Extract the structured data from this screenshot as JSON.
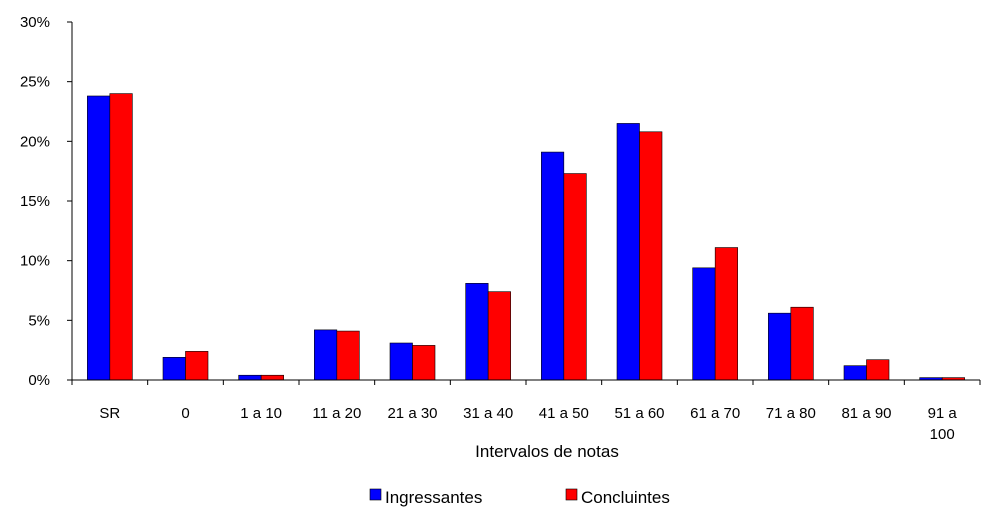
{
  "chart_data": {
    "type": "bar",
    "title": "",
    "xlabel": "Intervalos de notas",
    "ylabel": "",
    "ylim": [
      0,
      30
    ],
    "yticks": [
      "0%",
      "5%",
      "10%",
      "15%",
      "20%",
      "25%",
      "30%"
    ],
    "categories": [
      [
        "SR"
      ],
      [
        "0"
      ],
      [
        "1 a 10"
      ],
      [
        "11 a 20"
      ],
      [
        "21 a 30"
      ],
      [
        "31 a 40"
      ],
      [
        "41 a 50"
      ],
      [
        "51 a 60"
      ],
      [
        "61 a 70"
      ],
      [
        "71 a 80"
      ],
      [
        "81 a 90"
      ],
      [
        "91 a",
        "100"
      ]
    ],
    "series": [
      {
        "name": "Ingressantes",
        "color": "#0000ff",
        "values": [
          23.8,
          1.9,
          0.4,
          4.2,
          3.1,
          8.1,
          19.1,
          21.5,
          9.4,
          5.6,
          1.2,
          0.2
        ]
      },
      {
        "name": "Concluintes",
        "color": "#ff0000",
        "values": [
          24.0,
          2.4,
          0.4,
          4.1,
          2.9,
          7.4,
          17.3,
          20.8,
          11.1,
          6.1,
          1.7,
          0.2
        ]
      }
    ],
    "grid": false,
    "legend_position": "bottom-center"
  }
}
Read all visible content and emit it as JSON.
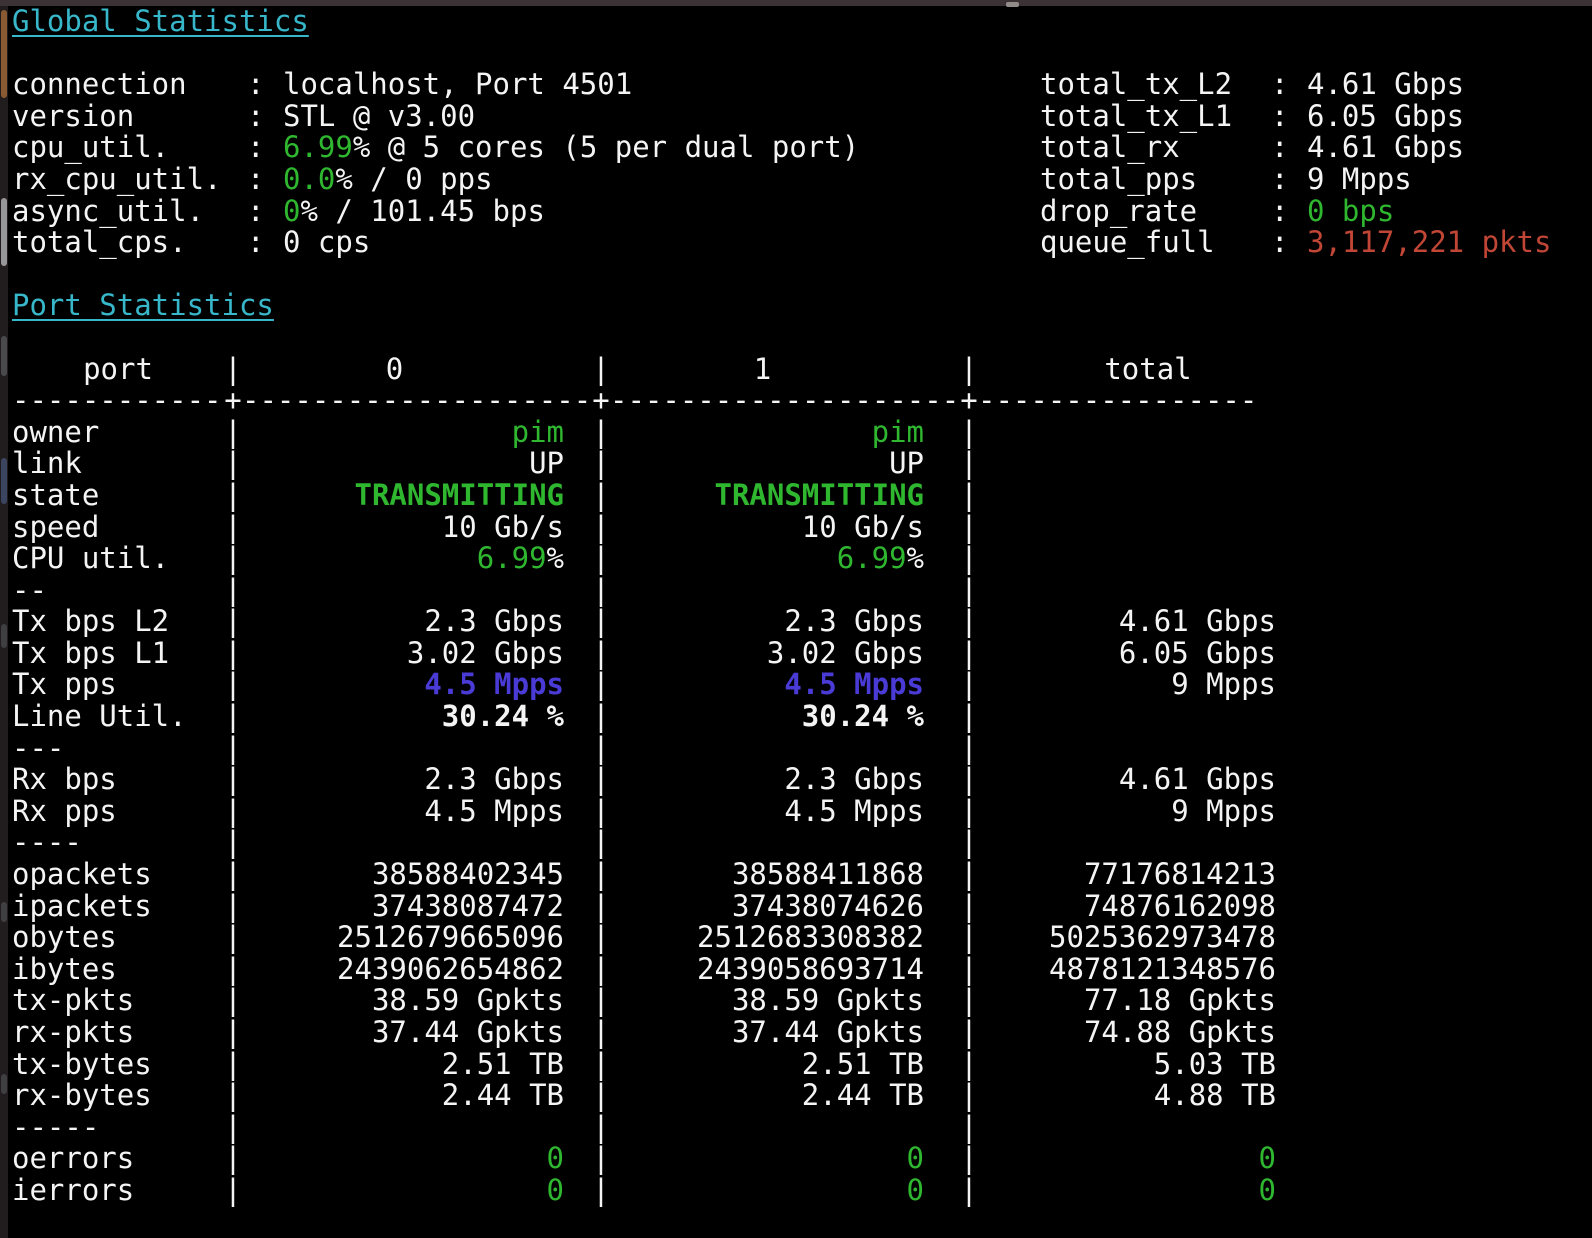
{
  "colors": {
    "background": "#000000",
    "text": "#f4f4f4",
    "heading_cyan": "#37b7c9",
    "ok_green": "#2fb72f",
    "pps_blue": "#4b3bd6",
    "alert_red": "#c24636"
  },
  "glyphs": {
    "pipe": "|",
    "colon": ":",
    "plus": "+"
  },
  "global": {
    "title": "Global Statistics",
    "left": [
      {
        "label": "connection",
        "value": "localhost, Port 4501"
      },
      {
        "label": "version",
        "value": "STL @ v3.00"
      },
      {
        "label": "cpu_util.",
        "highlight": "6.99",
        "rest": "% @ 5 cores (5 per dual port)"
      },
      {
        "label": "rx_cpu_util.",
        "highlight": "0.0",
        "rest": "% / 0 pps"
      },
      {
        "label": "async_util.",
        "highlight": "0",
        "rest": "% / 101.45 bps"
      },
      {
        "label": "total_cps.",
        "value": "0 cps"
      }
    ],
    "right": [
      {
        "label": "total_tx_L2",
        "value": "4.61 Gbps"
      },
      {
        "label": "total_tx_L1",
        "value": "6.05 Gbps"
      },
      {
        "label": "total_rx",
        "value": "4.61 Gbps"
      },
      {
        "label": "total_pps",
        "value": "9 Mpps"
      },
      {
        "label": "drop_rate",
        "value": "0 bps"
      },
      {
        "label": "queue_full",
        "value": "3,117,221 pkts"
      }
    ]
  },
  "ports": {
    "title": "Port Statistics",
    "header": {
      "label": "port",
      "col0": "0",
      "col1": "1",
      "total": "total"
    },
    "ruler": {
      "label": "------------",
      "col0": "--------------------",
      "col1": "--------------------",
      "total": "----------------"
    },
    "rows": [
      {
        "label": "owner",
        "v0": "pim",
        "v1": "pim",
        "vt": ""
      },
      {
        "label": "link",
        "v0": "UP",
        "v1": "UP",
        "vt": ""
      },
      {
        "label": "state",
        "v0": "TRANSMITTING",
        "v1": "TRANSMITTING",
        "vt": ""
      },
      {
        "label": "speed",
        "v0": "10 Gb/s",
        "v1": "10 Gb/s",
        "vt": ""
      },
      {
        "label": "CPU util.",
        "v0": "6.99",
        "v0_pct": "%",
        "v1": "6.99",
        "v1_pct": "%",
        "vt": ""
      },
      {
        "label": "--",
        "v0": "",
        "v1": "",
        "vt": ""
      },
      {
        "label": "Tx bps L2",
        "v0": "2.3 Gbps",
        "v1": "2.3 Gbps",
        "vt": "4.61 Gbps"
      },
      {
        "label": "Tx bps L1",
        "v0": "3.02 Gbps",
        "v1": "3.02 Gbps",
        "vt": "6.05 Gbps"
      },
      {
        "label": "Tx pps",
        "v0": "4.5 Mpps",
        "v1": "4.5 Mpps",
        "vt": "9 Mpps"
      },
      {
        "label": "Line Util.",
        "v0": "30.24 %",
        "v1": "30.24 %",
        "vt": ""
      },
      {
        "label": "---",
        "v0": "",
        "v1": "",
        "vt": ""
      },
      {
        "label": "Rx bps",
        "v0": "2.3 Gbps",
        "v1": "2.3 Gbps",
        "vt": "4.61 Gbps"
      },
      {
        "label": "Rx pps",
        "v0": "4.5 Mpps",
        "v1": "4.5 Mpps",
        "vt": "9 Mpps"
      },
      {
        "label": "----",
        "v0": "",
        "v1": "",
        "vt": ""
      },
      {
        "label": "opackets",
        "v0": "38588402345",
        "v1": "38588411868",
        "vt": "77176814213"
      },
      {
        "label": "ipackets",
        "v0": "37438087472",
        "v1": "37438074626",
        "vt": "74876162098"
      },
      {
        "label": "obytes",
        "v0": "2512679665096",
        "v1": "2512683308382",
        "vt": "5025362973478"
      },
      {
        "label": "ibytes",
        "v0": "2439062654862",
        "v1": "2439058693714",
        "vt": "4878121348576"
      },
      {
        "label": "tx-pkts",
        "v0": "38.59 Gpkts",
        "v1": "38.59 Gpkts",
        "vt": "77.18 Gpkts"
      },
      {
        "label": "rx-pkts",
        "v0": "37.44 Gpkts",
        "v1": "37.44 Gpkts",
        "vt": "74.88 Gpkts"
      },
      {
        "label": "tx-bytes",
        "v0": "2.51 TB",
        "v1": "2.51 TB",
        "vt": "5.03 TB"
      },
      {
        "label": "rx-bytes",
        "v0": "2.44 TB",
        "v1": "2.44 TB",
        "vt": "4.88 TB"
      },
      {
        "label": "-----",
        "v0": "",
        "v1": "",
        "vt": ""
      },
      {
        "label": "oerrors",
        "v0": "0",
        "v1": "0",
        "vt": "0"
      },
      {
        "label": "ierrors",
        "v0": "0",
        "v1": "0",
        "vt": "0"
      }
    ]
  }
}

* _YOUR OBJECTIVE_:
Lines from the records above that hold "highlight" are the ones to list.

* _SOLUTION TO THIS TASK_:
        "highlight": "6.99",
        "highlight": "0.0",
        "highlight": "0",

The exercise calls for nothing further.